**EXERCISE**
Spot every line with the word "name" and return it.

**A run of records**
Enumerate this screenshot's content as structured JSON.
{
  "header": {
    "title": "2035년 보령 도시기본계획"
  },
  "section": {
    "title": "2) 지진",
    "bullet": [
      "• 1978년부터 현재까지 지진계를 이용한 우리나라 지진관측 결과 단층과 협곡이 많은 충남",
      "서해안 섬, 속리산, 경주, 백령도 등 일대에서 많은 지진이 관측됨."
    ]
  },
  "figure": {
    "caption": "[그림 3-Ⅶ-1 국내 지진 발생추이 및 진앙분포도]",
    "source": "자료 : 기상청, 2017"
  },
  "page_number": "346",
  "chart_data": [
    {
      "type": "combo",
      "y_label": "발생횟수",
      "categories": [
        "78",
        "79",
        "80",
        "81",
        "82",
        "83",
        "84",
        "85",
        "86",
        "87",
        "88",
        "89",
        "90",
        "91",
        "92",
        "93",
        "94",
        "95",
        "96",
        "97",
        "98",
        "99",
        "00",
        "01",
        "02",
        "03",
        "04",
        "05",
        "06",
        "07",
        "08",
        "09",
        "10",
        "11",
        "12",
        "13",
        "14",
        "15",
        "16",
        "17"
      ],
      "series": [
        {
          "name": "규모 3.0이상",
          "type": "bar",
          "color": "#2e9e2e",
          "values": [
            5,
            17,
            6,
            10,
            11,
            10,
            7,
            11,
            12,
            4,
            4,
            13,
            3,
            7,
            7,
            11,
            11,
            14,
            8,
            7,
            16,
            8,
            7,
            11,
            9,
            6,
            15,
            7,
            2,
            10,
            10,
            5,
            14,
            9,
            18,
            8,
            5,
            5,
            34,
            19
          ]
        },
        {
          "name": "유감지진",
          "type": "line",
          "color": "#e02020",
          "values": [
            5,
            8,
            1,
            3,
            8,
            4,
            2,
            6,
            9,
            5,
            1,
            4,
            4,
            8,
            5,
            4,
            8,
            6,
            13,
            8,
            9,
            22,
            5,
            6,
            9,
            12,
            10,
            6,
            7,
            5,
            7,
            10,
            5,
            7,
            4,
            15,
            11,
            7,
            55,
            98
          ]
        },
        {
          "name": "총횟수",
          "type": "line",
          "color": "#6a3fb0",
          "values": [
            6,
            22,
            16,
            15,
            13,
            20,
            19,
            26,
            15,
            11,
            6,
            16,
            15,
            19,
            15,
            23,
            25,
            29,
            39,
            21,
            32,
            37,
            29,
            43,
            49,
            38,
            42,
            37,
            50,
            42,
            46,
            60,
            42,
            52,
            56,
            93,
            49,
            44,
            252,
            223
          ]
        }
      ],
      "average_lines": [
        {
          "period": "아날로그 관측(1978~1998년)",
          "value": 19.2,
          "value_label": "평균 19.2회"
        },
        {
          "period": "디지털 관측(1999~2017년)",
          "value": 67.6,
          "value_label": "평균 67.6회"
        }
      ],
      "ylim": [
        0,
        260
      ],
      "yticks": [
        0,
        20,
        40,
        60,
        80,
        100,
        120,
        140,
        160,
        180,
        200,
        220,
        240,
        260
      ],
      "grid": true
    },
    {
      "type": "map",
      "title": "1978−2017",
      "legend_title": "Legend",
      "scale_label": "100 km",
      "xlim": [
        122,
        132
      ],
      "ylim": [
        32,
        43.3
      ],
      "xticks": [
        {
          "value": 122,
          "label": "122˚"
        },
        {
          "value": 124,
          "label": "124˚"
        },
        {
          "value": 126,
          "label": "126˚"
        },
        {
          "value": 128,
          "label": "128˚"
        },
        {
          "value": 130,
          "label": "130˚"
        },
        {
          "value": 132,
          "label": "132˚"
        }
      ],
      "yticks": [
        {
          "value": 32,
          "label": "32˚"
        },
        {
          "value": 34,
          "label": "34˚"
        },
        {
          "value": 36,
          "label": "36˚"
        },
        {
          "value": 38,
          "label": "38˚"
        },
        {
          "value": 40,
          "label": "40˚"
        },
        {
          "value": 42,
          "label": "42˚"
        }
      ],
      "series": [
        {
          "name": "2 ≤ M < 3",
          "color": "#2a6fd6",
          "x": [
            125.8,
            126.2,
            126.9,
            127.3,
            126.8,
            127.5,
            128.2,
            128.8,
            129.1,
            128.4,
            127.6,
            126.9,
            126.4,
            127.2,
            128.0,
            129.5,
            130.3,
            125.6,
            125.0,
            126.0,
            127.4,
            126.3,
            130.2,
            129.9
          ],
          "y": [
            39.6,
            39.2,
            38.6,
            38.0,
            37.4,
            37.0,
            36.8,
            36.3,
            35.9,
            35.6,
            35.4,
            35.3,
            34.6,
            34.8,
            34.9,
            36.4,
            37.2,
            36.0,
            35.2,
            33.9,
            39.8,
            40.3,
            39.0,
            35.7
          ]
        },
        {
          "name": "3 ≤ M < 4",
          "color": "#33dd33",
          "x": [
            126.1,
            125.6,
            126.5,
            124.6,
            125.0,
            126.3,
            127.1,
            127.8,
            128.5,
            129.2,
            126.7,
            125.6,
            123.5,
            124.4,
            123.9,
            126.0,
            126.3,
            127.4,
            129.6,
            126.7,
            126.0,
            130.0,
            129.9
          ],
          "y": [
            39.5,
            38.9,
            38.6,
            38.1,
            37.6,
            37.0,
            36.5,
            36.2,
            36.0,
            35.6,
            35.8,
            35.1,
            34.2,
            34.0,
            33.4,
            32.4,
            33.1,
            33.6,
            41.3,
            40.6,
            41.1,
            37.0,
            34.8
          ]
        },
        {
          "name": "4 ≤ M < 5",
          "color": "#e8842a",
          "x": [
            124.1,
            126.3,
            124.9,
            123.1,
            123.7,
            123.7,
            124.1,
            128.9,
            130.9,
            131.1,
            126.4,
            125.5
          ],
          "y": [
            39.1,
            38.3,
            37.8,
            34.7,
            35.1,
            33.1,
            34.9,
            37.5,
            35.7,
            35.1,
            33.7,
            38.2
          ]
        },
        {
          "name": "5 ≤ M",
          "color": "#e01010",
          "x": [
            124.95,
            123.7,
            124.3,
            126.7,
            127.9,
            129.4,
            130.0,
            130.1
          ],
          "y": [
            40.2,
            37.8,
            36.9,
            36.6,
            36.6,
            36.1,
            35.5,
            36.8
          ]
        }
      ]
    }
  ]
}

**EXERCISE RESPONSE**
          "name": "규모 3.0이상",
          "name": "유감지진",
          "name": "총횟수",
          "name": "2 ≤ M < 3",
          "name": "3 ≤ M < 4",
          "name": "4 ≤ M < 5",
          "name": "5 ≤ M",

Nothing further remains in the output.